Work required:
Find the lines holding the word "description" and collect them.

Data:
## BEGIN

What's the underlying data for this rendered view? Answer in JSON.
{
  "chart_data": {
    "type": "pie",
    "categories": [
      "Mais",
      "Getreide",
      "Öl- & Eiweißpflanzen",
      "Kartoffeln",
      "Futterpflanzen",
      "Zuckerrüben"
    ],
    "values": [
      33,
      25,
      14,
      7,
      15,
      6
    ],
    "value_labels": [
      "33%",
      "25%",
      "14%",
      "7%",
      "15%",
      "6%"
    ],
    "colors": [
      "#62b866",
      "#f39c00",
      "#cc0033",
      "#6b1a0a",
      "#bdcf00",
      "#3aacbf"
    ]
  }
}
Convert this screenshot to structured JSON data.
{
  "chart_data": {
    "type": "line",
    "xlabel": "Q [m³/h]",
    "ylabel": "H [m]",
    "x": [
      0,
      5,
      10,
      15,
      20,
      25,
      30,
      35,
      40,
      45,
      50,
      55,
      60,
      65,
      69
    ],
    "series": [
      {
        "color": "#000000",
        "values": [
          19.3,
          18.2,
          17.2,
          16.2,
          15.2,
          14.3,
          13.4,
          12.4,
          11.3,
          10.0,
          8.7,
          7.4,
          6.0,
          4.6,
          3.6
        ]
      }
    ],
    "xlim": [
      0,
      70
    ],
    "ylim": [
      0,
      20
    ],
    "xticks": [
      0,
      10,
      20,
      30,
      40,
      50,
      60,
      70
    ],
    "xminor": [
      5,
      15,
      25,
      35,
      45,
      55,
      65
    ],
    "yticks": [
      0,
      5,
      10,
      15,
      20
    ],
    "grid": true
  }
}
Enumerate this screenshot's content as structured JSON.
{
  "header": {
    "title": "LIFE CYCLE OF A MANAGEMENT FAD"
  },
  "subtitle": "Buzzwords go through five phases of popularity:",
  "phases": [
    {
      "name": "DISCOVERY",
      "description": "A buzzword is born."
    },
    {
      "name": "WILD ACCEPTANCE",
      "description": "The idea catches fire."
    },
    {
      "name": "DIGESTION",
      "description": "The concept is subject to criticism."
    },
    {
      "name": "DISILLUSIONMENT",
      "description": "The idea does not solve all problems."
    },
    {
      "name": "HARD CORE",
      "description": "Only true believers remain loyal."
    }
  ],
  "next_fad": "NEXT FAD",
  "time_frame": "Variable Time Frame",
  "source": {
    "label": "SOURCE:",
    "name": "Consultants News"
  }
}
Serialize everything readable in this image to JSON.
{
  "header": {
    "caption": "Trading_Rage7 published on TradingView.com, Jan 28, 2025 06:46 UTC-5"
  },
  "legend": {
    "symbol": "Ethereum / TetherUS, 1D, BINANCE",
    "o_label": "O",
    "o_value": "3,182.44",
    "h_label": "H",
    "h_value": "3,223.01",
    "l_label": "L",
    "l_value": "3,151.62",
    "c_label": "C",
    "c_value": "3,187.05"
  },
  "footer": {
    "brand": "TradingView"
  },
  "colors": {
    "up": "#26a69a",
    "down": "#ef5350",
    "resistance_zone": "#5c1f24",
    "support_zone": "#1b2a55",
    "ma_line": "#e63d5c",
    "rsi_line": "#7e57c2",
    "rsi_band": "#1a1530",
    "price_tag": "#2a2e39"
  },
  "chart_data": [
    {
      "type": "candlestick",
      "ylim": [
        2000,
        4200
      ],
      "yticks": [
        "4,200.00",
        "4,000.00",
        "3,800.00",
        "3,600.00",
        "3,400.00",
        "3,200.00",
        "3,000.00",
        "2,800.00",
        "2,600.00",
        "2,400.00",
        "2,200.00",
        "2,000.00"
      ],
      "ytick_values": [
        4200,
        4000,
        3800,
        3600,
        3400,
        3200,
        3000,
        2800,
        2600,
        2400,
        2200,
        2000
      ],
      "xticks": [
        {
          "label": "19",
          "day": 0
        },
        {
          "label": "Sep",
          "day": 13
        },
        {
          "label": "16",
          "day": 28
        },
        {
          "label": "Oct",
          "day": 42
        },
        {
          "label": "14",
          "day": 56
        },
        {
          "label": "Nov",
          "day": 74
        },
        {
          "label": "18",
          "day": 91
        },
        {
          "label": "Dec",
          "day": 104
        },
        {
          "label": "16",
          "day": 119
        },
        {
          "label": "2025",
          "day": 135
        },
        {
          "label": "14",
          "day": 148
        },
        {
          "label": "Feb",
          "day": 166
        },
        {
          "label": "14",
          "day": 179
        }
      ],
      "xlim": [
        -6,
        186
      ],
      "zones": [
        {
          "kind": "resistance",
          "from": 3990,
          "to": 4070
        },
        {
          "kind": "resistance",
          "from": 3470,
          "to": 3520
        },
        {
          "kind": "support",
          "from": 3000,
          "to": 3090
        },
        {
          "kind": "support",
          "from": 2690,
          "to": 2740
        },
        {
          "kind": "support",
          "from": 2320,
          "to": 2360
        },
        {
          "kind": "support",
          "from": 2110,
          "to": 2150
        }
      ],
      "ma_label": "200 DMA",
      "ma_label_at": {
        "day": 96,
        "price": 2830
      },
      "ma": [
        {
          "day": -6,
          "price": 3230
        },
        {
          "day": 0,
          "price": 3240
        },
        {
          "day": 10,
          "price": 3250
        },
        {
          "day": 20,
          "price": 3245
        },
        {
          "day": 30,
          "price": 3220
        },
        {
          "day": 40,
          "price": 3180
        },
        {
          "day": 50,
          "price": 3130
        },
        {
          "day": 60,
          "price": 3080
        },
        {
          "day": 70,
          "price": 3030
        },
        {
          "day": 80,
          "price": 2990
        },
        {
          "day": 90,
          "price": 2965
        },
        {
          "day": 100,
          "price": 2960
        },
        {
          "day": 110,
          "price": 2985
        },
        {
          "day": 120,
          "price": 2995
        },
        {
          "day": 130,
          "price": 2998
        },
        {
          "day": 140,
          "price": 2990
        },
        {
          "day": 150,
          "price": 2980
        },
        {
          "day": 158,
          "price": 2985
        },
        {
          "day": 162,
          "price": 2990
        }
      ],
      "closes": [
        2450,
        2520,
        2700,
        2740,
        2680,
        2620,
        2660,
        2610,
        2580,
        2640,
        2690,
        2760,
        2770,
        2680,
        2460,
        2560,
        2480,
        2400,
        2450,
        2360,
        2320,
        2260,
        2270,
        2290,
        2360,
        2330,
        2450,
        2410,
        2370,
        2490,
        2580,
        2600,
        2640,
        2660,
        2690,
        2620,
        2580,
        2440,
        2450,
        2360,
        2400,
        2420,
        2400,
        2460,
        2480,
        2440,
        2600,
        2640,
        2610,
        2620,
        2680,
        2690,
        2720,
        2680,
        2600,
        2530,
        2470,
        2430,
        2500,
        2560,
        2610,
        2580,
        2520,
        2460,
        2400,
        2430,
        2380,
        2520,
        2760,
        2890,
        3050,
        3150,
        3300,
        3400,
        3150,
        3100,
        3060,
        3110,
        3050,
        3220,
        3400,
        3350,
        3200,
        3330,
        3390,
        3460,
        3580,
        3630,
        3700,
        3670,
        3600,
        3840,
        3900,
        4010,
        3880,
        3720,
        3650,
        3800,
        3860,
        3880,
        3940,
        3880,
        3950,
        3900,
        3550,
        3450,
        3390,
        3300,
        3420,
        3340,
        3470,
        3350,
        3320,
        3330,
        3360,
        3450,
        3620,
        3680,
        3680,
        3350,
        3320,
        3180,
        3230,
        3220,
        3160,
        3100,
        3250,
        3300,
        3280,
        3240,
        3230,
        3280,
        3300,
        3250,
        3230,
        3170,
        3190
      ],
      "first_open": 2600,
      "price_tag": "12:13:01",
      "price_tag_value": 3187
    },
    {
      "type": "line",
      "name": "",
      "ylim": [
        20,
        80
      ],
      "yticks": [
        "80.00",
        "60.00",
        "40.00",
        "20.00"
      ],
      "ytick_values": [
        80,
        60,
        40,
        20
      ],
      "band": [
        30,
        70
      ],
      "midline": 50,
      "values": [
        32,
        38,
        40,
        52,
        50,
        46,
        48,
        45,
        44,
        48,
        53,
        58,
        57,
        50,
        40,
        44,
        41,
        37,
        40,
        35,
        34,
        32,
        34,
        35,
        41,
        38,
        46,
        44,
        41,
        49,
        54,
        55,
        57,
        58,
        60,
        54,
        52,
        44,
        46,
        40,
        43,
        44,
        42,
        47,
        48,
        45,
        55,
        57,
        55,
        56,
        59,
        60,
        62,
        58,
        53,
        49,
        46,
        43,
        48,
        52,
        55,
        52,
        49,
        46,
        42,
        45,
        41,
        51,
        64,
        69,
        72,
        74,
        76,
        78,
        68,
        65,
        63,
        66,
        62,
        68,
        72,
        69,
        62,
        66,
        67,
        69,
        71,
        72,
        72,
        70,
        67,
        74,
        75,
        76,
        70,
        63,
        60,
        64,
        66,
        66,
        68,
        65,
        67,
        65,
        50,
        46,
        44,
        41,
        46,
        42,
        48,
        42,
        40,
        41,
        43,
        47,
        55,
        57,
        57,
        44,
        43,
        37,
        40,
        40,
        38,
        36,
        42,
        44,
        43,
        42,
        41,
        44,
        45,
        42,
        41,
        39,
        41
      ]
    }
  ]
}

## END

Exercise result:
      "description": "A buzzword is born."
      "description": "The idea catches fire."
      "description": "The concept is subject to criticism."
      "description": "The idea does not solve all problems."
      "description": "Only true believers remain loyal."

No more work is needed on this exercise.